■ DESCRIPTION OF THE TASK ■
Identify the lines bearing the string "dans" and gather them.

■ SOURCE RECORDS ■
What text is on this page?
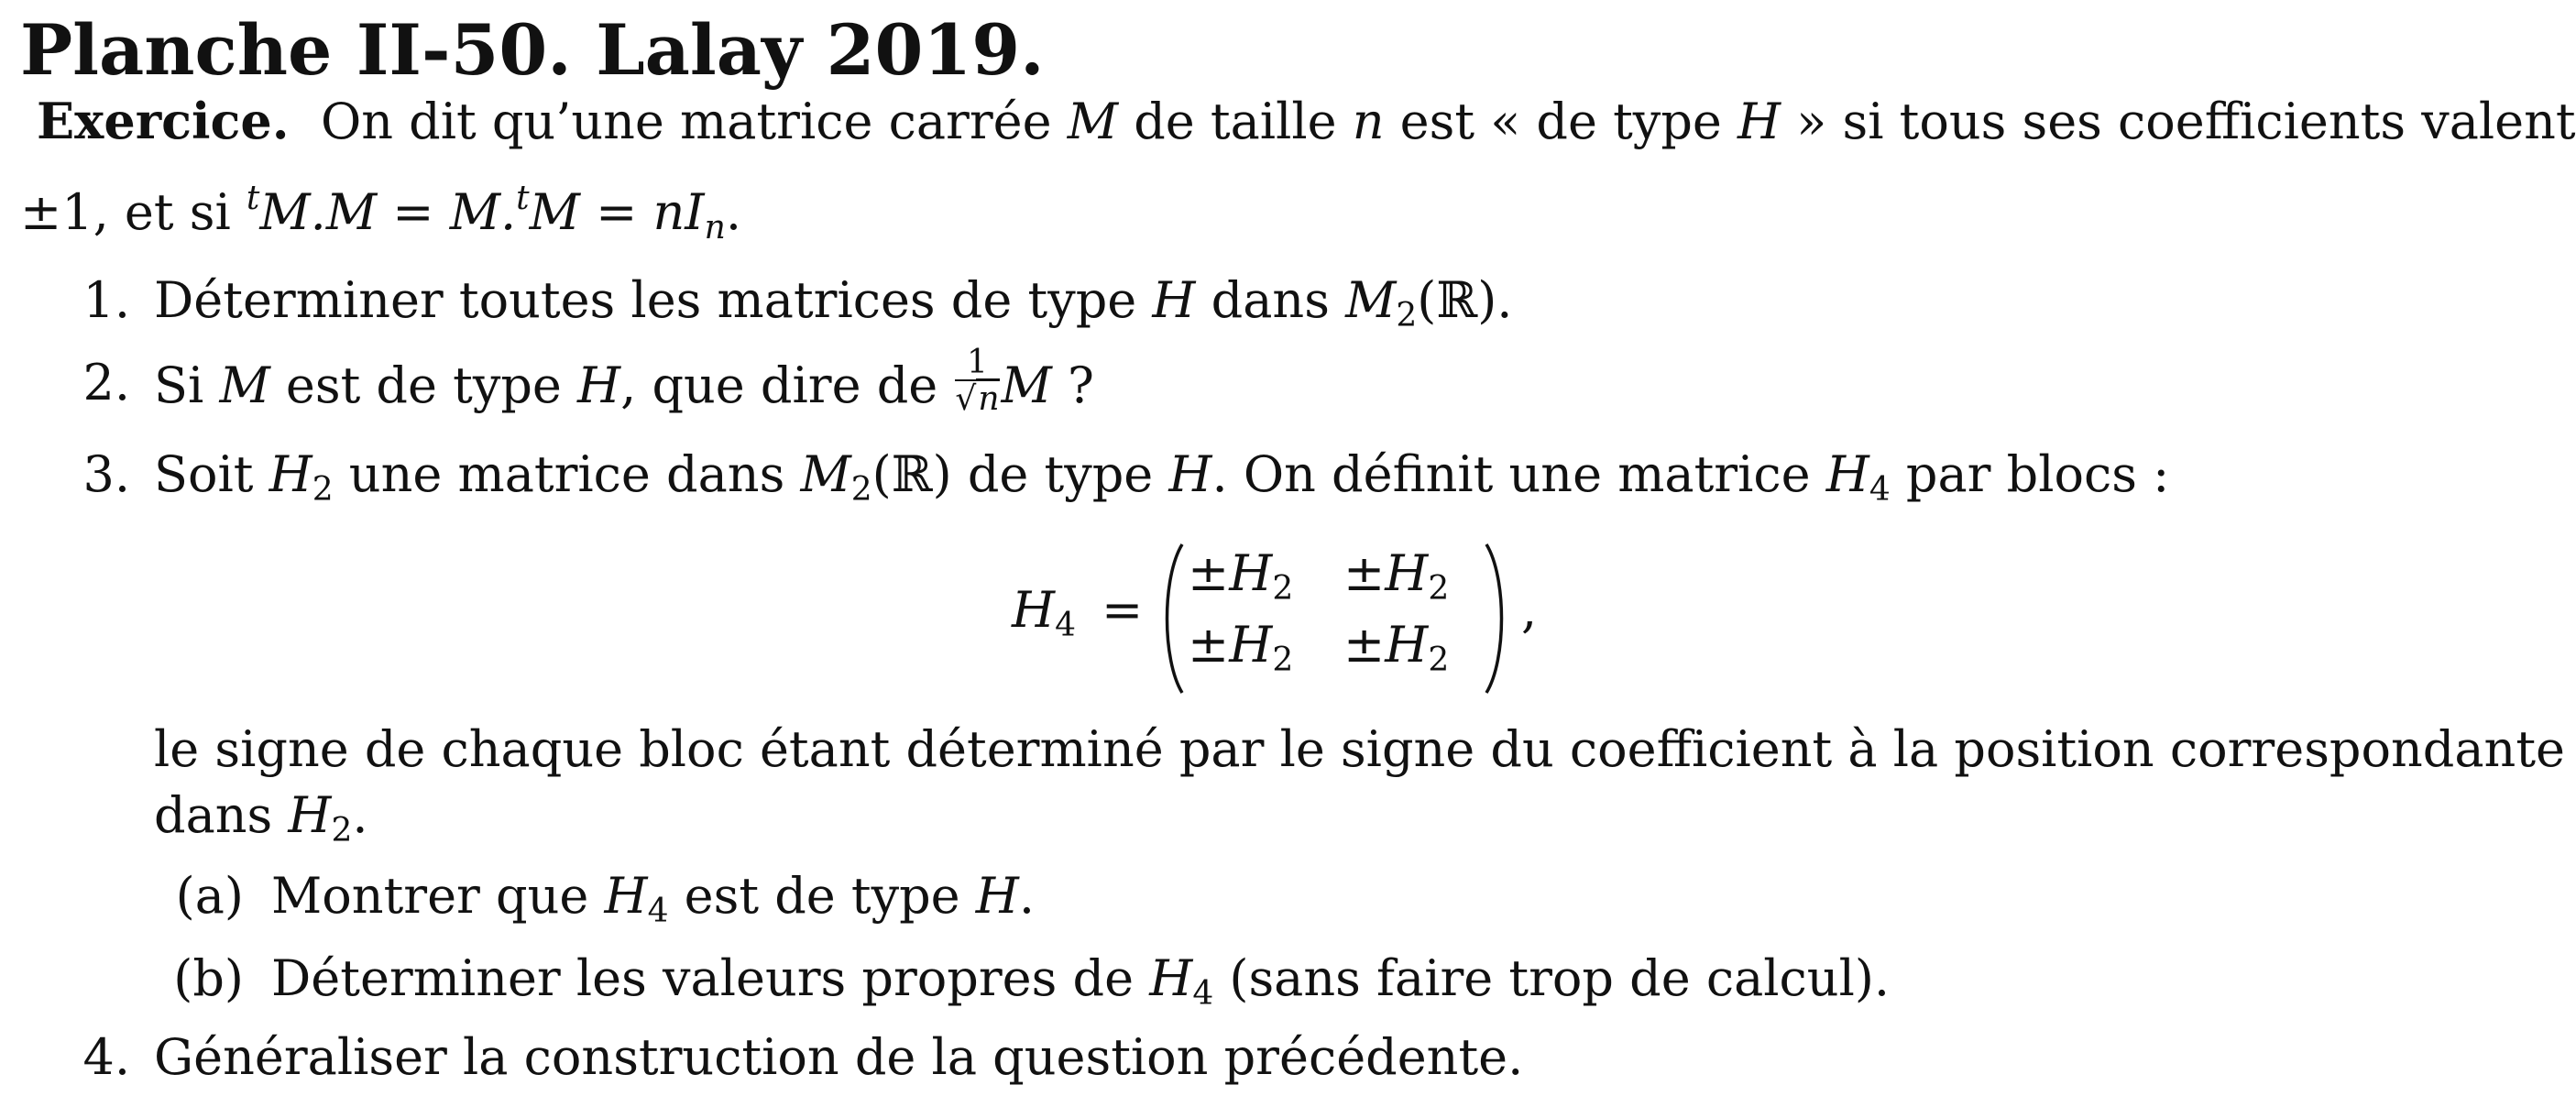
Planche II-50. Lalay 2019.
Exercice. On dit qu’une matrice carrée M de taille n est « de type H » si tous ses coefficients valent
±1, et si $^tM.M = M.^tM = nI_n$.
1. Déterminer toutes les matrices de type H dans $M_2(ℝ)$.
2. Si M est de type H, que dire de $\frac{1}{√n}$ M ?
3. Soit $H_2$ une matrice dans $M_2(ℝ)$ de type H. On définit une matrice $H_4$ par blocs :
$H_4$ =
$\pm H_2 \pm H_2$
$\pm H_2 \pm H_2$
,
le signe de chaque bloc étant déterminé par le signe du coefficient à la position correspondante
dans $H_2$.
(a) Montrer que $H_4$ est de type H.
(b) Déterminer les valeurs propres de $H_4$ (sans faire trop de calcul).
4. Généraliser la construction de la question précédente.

■ OUTPUT OF THE EXERCISE ■
1. Déterminer toutes les matrices de type H dans $M_2(ℝ)$.
3. Soit $H_2$ une matrice dans $M_2(ℝ)$ de type H. On définit une matrice $H_4$ par blocs :
dans $H_2$.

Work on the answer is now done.